_Records to process_
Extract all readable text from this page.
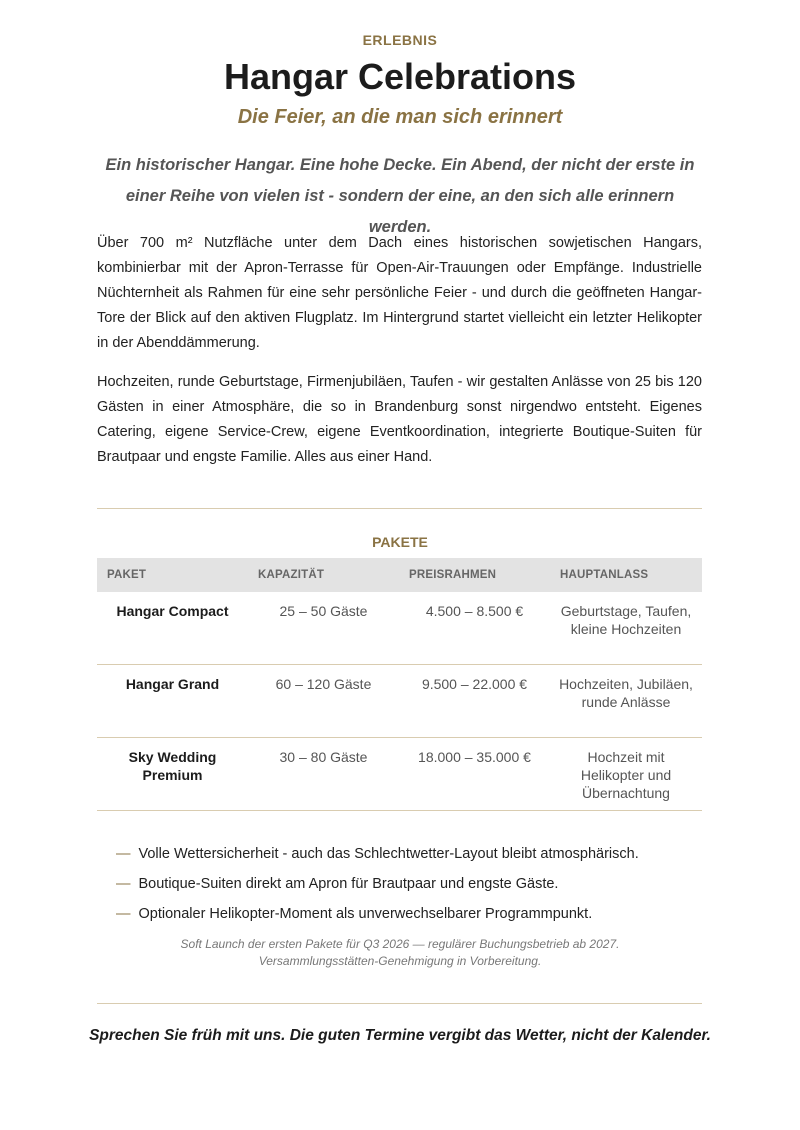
ERLEBNIS
Hangar Celebrations
Die Feier, an die man sich erinnert
Ein historischer Hangar. Eine hohe Decke. Ein Abend, der nicht der erste in einer Reihe von vielen ist - sondern der eine, an den sich alle erinnern werden.

Über 700 m² Nutzfläche unter dem Dach eines historischen sowjetischen Hangars, kombinierbar mit der Apron-Terrasse für Open-Air-Trauungen oder Empfänge. Industrielle Nüchternheit als Rahmen für eine sehr persönliche Feier - und durch die geöffneten Hangar-Tore der Blick auf den aktiven Flugplatz. Im Hintergrund startet vielleicht ein letzter Helikopter in der Abenddämmerung.

Hochzeiten, runde Geburtstage, Firmenjubiläen, Taufen - wir gestalten Anlässe von 25 bis 120 Gästen in einer Atmosphäre, die so in Brandenburg sonst nirgendwo entsteht. Eigenes Catering, eigene Service-Crew, eigene Eventkoordination, integrierte Boutique-Suiten für Brautpaar und engste Familie. Alles aus einer Hand.

PAKETE
PAKET	KAPAZITÄT	PREISRAHMEN	HAUPTANLASS
Hangar Compact	25 – 50 Gäste	4.500 – 8.500 €	Geburtstage, Taufen, kleine Hochzeiten
Hangar Grand	60 – 120 Gäste	9.500 – 22.000 €	Hochzeiten, Jubiläen, runde Anlässe
Sky Wedding Premium	30 – 80 Gäste	18.000 – 35.000 €	Hochzeit mit Helikopter und Übernachtung
— Volle Wettersicherheit - auch das Schlechtwetter-Layout bleibt atmosphärisch.
— Boutique-Suiten direkt am Apron für Brautpaar und engste Gäste.
— Optionaler Helikopter-Moment als unverwechselbarer Programmpunkt.
Soft Launch der ersten Pakete für Q3 2026 — regulärer Buchungsbetrieb ab 2027.
Versammlungsstätten-Genehmigung in Vorbereitung.
Sprechen Sie früh mit uns. Die guten Termine vergibt das Wetter, nicht der Kalender.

_Task details_
Restate the whole of the material word for word without the pictures.

_Output of the exercise_
Extract all readable text from this page.
ERLEBNIS
Hangar Celebrations
Die Feier, an die man sich erinnert
Ein historischer Hangar. Eine hohe Decke. Ein Abend, der nicht der erste in einer Reihe von vielen ist - sondern der eine, an den sich alle erinnern werden.

Über 700 m² Nutzfläche unter dem Dach eines historischen sowjetischen Hangars, kombinierbar mit der Apron-Terrasse für Open-Air-Trauungen oder Empfänge. Industrielle Nüchternheit als Rahmen für eine sehr persönliche Feier - und durch die geöffneten Hangar-Tore der Blick auf den aktiven Flugplatz. Im Hintergrund startet vielleicht ein letzter Helikopter in der Abenddämmerung.

Hochzeiten, runde Geburtstage, Firmenjubiläen, Taufen - wir gestalten Anlässe von 25 bis 120 Gästen in einer Atmosphäre, die so in Brandenburg sonst nirgendwo entsteht. Eigenes Catering, eigene Service-Crew, eigene Eventkoordination, integrierte Boutique-Suiten für Brautpaar und engste Familie. Alles aus einer Hand.

PAKETE
PAKET	KAPAZITÄT	PREISRAHMEN	HAUPTANLASS
Hangar Compact	25 – 50 Gäste	4.500 – 8.500 €	Geburtstage, Taufen, kleine Hochzeiten
Hangar Grand	60 – 120 Gäste	9.500 – 22.000 €	Hochzeiten, Jubiläen, runde Anlässe
Sky Wedding Premium	30 – 80 Gäste	18.000 – 35.000 €	Hochzeit mit Helikopter und Übernachtung
— Volle Wettersicherheit - auch das Schlechtwetter-Layout bleibt atmosphärisch.
— Boutique-Suiten direkt am Apron für Brautpaar und engste Gäste.
— Optionaler Helikopter-Moment als unverwechselbarer Programmpunkt.
Soft Launch der ersten Pakete für Q3 2026 — regulärer Buchungsbetrieb ab 2027.
Versammlungsstätten-Genehmigung in Vorbereitung.
Sprechen Sie früh mit uns. Die guten Termine vergibt das Wetter, nicht der Kalender.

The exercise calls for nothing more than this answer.